* **THE REQUEST**
Below are some records. Say how many of their lines contain the string "Linke", and give nothing but the number.

--- SUPPLIED RECORDS ---

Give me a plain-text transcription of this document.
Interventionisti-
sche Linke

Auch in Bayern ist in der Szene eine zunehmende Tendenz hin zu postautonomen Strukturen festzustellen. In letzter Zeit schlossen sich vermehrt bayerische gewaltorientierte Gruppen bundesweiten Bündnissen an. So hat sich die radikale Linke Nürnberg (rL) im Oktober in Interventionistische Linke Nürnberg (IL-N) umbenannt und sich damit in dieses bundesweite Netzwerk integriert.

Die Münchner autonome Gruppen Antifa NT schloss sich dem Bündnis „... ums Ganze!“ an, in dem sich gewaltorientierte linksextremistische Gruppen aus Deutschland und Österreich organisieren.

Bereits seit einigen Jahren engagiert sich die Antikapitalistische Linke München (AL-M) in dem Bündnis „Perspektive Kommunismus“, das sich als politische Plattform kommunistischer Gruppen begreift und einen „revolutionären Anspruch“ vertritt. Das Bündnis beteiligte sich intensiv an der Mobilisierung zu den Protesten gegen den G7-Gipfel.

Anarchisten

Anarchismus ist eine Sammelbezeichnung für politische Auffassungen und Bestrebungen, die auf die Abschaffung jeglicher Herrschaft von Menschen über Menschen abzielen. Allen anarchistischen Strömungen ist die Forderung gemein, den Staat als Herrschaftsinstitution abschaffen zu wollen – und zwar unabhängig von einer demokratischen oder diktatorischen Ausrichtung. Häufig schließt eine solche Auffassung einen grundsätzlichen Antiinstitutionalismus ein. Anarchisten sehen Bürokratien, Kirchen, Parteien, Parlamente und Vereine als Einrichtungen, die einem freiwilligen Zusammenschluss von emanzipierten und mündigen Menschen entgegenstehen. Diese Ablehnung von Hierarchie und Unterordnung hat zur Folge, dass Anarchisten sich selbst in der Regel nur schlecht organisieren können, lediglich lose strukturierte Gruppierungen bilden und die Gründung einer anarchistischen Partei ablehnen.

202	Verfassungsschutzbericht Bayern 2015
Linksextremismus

---

* **FINISHED ANSWER**
3